Rewrite the stretch of entries from the beginning through the line containing "225, 375, 236]", changing "percent-sign" to "percent-symbol" and keeping everything else the same.

▬▬▬

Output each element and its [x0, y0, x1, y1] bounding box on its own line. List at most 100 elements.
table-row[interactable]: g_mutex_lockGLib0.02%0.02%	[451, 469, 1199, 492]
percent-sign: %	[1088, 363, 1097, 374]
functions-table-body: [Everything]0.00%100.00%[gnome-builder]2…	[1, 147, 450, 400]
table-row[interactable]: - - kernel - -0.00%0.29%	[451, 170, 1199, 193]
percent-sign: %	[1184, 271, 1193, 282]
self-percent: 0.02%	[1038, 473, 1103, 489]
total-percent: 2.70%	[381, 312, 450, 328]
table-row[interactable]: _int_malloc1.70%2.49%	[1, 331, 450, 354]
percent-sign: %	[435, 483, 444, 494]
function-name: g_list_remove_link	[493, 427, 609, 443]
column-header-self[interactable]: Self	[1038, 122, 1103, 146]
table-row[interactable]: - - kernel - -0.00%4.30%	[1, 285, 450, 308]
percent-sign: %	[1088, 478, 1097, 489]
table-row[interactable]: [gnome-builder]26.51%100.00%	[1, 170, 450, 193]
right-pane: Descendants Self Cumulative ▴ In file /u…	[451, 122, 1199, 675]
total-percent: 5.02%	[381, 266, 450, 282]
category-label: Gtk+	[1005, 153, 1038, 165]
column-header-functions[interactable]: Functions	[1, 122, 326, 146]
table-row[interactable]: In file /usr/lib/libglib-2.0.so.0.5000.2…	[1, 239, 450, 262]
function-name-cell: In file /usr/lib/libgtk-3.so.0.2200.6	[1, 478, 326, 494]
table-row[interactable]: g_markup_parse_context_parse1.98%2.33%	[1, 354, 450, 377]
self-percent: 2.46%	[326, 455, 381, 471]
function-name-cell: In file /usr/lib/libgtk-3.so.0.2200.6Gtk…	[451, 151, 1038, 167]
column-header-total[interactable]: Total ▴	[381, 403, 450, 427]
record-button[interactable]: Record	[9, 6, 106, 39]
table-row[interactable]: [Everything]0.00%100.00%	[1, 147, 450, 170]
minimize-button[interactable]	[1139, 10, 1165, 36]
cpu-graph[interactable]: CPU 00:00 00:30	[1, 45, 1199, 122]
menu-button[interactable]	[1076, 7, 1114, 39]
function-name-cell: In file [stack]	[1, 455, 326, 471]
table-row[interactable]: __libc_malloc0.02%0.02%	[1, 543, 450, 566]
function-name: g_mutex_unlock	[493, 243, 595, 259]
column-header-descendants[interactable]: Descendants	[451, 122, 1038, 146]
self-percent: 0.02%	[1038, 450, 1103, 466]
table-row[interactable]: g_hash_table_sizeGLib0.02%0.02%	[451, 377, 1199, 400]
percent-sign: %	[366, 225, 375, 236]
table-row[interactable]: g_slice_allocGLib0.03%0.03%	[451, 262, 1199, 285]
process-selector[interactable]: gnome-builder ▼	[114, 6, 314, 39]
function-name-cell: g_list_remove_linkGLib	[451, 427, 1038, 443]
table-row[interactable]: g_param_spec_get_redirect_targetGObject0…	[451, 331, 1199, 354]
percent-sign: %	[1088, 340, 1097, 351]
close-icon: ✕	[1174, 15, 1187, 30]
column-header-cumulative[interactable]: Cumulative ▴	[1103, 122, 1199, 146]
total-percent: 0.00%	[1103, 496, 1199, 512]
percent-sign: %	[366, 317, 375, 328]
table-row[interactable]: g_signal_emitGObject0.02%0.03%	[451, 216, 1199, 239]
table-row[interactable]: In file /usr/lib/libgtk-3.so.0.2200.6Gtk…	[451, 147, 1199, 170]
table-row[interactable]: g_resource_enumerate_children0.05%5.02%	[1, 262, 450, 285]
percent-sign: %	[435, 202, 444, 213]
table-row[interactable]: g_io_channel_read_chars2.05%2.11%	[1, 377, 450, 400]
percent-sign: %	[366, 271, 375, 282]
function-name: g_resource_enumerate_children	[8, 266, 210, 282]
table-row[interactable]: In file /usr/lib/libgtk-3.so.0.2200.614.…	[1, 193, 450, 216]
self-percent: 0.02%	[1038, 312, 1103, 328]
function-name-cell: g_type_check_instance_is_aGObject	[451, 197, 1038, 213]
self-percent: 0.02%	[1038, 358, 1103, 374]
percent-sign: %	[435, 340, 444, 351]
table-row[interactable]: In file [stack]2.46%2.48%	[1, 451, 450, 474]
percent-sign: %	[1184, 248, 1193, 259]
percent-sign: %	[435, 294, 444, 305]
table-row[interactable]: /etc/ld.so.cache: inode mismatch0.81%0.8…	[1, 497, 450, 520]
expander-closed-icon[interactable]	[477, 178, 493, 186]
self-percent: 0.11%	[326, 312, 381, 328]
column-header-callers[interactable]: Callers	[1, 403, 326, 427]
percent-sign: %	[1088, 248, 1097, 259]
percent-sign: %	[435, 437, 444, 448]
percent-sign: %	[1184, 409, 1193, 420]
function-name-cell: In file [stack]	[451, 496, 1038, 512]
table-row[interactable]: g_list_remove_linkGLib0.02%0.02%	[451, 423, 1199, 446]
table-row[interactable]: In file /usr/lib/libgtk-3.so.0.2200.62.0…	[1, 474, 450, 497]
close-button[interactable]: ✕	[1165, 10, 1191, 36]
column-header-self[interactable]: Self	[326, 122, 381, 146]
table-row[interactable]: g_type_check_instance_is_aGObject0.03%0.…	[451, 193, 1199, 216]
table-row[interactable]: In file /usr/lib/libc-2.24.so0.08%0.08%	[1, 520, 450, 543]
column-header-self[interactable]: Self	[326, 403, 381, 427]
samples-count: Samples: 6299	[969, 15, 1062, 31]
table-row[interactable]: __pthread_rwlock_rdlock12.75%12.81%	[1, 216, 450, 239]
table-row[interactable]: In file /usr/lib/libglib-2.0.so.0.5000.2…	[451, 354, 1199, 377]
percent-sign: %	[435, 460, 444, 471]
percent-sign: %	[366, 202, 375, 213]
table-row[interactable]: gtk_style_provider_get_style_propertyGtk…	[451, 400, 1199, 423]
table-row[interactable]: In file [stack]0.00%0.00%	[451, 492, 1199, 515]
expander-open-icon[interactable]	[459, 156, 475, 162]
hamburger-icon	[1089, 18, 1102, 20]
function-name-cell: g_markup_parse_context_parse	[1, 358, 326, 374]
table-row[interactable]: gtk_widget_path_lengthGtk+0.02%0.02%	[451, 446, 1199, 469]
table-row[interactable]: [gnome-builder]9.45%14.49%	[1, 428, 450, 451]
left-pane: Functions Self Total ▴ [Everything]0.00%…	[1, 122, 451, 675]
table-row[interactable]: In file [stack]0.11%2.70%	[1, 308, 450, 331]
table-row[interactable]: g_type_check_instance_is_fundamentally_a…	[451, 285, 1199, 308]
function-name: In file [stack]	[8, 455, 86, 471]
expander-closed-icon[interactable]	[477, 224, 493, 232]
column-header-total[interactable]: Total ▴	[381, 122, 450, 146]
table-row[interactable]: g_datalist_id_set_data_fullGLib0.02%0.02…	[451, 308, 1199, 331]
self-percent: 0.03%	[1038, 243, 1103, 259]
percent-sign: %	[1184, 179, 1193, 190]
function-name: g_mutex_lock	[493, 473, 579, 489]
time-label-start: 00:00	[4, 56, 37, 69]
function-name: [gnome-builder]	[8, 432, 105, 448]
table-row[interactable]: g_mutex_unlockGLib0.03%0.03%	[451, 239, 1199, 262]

▬▬▬

(THE OUTPUT):
Output each element and its [x0, y0, x1, y1] bounding box on its own line. List at most 100 elements.
table-row[interactable]: g_mutex_lockGLib0.02%0.02%	[451, 469, 1199, 492]
percent-symbol: %	[1088, 363, 1097, 374]
functions-table-body: [Everything]0.00%100.00%[gnome-builder]2…	[1, 147, 450, 400]
table-row[interactable]: - - kernel - -0.00%0.29%	[451, 170, 1199, 193]
percent-symbol: %	[1184, 271, 1193, 282]
self-percent: 0.02%	[1038, 473, 1103, 489]
total-percent: 2.70%	[381, 312, 450, 328]
table-row[interactable]: _int_malloc1.70%2.49%	[1, 331, 450, 354]
percent-symbol: %	[435, 483, 444, 494]
function-name: g_list_remove_link	[493, 427, 609, 443]
column-header-self[interactable]: Self	[1038, 122, 1103, 146]
table-row[interactable]: - - kernel - -0.00%4.30%	[1, 285, 450, 308]
percent-symbol: %	[1088, 478, 1097, 489]
table-row[interactable]: [gnome-builder]26.51%100.00%	[1, 170, 450, 193]
right-pane: Descendants Self Cumulative ▴ In file /u…	[451, 122, 1199, 675]
total-percent: 5.02%	[381, 266, 450, 282]
category-label: Gtk+	[1005, 153, 1038, 165]
column-header-functions[interactable]: Functions	[1, 122, 326, 146]
table-row[interactable]: In file /usr/lib/libglib-2.0.so.0.5000.2…	[1, 239, 450, 262]
function-name-cell: In file /usr/lib/libgtk-3.so.0.2200.6	[1, 478, 326, 494]
table-row[interactable]: g_markup_parse_context_parse1.98%2.33%	[1, 354, 450, 377]
self-percent: 2.46%	[326, 455, 381, 471]
function-name-cell: In file /usr/lib/libgtk-3.so.0.2200.6Gtk…	[451, 151, 1038, 167]
column-header-total[interactable]: Total ▴	[381, 403, 450, 427]
record-button[interactable]: Record	[9, 6, 106, 39]
table-row[interactable]: [Everything]0.00%100.00%	[1, 147, 450, 170]
minimize-button[interactable]	[1139, 10, 1165, 36]
cpu-graph[interactable]: CPU 00:00 00:30	[1, 45, 1199, 122]
menu-button[interactable]	[1076, 7, 1114, 39]
function-name-cell: In file [stack]	[1, 455, 326, 471]
table-row[interactable]: __libc_malloc0.02%0.02%	[1, 543, 450, 566]
function-name: g_mutex_unlock	[493, 243, 595, 259]
column-header-descendants[interactable]: Descendants	[451, 122, 1038, 146]
self-percent: 0.02%	[1038, 450, 1103, 466]
table-row[interactable]: g_hash_table_sizeGLib0.02%0.02%	[451, 377, 1199, 400]
percent-symbol: %	[366, 225, 375, 236]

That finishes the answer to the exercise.